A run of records

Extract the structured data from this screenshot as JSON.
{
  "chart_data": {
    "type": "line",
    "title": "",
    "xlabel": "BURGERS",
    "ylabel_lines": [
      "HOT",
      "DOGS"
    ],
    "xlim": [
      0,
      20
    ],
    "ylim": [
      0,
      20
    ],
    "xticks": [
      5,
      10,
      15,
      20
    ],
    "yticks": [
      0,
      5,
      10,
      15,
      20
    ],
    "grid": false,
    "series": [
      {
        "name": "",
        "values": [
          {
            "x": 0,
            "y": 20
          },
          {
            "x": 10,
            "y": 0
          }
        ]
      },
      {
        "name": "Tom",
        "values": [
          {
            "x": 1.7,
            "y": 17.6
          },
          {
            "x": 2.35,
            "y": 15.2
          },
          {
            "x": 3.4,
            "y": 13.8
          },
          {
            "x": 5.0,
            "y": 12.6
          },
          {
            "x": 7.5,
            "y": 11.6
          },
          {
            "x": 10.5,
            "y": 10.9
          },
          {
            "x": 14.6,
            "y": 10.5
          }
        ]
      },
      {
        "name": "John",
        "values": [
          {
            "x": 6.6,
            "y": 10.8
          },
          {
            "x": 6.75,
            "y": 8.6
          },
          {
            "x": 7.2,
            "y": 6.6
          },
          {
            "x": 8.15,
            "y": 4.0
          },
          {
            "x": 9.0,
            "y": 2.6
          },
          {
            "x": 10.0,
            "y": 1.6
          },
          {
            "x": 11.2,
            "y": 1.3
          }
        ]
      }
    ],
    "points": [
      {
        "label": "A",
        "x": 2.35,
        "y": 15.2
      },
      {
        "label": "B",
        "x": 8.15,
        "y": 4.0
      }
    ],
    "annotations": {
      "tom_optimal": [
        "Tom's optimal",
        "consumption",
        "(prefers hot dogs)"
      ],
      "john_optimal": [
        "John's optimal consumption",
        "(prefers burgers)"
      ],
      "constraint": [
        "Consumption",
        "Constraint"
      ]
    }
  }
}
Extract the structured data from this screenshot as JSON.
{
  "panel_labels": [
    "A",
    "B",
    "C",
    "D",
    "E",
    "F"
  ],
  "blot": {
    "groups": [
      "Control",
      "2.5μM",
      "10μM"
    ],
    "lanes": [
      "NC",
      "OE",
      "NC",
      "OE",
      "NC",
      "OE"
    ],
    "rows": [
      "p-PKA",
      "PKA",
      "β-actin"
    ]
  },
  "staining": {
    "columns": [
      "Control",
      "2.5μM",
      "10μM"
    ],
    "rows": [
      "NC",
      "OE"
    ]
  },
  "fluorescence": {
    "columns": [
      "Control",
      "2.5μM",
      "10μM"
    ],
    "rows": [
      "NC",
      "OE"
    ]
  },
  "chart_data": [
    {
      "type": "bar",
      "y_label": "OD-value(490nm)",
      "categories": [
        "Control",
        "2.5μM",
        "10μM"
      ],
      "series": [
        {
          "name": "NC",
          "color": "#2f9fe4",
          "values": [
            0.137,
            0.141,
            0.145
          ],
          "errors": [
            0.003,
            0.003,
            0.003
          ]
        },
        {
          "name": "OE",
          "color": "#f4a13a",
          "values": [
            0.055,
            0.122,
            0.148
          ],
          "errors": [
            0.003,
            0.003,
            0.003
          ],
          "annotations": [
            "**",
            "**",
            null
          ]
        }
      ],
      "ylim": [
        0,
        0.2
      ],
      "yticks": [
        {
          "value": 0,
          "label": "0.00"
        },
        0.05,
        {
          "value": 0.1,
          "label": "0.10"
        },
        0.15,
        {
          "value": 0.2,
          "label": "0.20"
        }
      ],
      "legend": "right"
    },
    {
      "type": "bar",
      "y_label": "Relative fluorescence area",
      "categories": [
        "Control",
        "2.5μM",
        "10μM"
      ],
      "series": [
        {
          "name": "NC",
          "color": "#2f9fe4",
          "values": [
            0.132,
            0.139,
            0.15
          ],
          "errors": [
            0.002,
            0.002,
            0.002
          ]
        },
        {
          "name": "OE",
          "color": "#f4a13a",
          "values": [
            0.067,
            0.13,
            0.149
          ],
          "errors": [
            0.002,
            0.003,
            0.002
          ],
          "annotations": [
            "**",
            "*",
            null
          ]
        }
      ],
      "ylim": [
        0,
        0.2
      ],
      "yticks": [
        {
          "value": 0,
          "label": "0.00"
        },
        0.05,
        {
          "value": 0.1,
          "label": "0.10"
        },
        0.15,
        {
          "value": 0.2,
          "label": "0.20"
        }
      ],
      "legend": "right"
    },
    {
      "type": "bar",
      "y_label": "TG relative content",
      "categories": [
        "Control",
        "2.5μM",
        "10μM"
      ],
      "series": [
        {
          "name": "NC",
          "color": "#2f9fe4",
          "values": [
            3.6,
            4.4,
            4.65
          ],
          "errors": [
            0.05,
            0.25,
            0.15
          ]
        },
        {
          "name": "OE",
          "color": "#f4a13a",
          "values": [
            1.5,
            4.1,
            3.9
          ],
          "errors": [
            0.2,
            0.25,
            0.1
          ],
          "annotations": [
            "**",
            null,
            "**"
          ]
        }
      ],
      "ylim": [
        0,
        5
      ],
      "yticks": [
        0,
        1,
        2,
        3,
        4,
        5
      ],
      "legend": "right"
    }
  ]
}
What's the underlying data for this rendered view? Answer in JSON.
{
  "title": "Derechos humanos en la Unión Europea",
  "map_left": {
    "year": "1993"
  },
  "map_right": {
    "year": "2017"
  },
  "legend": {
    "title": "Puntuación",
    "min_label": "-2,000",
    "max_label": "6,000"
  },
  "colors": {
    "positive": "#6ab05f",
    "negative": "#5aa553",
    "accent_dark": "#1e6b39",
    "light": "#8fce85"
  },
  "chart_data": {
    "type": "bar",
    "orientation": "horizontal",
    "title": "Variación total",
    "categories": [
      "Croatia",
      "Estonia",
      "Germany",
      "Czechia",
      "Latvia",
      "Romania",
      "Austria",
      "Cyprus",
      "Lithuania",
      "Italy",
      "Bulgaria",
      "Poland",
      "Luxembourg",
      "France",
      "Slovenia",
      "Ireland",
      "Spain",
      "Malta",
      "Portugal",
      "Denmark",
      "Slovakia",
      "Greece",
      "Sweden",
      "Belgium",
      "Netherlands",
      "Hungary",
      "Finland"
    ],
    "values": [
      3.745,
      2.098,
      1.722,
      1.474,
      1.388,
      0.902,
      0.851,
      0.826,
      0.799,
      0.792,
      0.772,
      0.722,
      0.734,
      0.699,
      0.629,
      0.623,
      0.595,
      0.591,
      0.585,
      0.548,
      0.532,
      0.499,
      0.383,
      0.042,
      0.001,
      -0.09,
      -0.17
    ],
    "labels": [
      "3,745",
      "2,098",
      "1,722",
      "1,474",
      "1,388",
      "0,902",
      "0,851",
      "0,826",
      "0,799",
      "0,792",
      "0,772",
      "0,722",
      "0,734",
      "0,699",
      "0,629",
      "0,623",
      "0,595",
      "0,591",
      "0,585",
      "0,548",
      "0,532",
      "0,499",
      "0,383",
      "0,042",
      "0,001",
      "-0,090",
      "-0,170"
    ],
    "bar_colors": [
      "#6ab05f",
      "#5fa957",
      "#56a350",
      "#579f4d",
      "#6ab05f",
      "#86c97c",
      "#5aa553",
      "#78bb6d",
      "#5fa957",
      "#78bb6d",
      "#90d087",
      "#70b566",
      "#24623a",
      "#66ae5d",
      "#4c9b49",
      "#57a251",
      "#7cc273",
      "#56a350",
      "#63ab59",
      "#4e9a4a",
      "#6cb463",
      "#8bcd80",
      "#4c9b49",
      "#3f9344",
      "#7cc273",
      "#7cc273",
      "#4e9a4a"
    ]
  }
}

SHORT EXERCISE: Check each line above for "fluorescence" and return the ones that have it.

ANSWER TO THIS EXERCISE:
  "fluorescence": {
      "y_label": "Relative fluorescence area",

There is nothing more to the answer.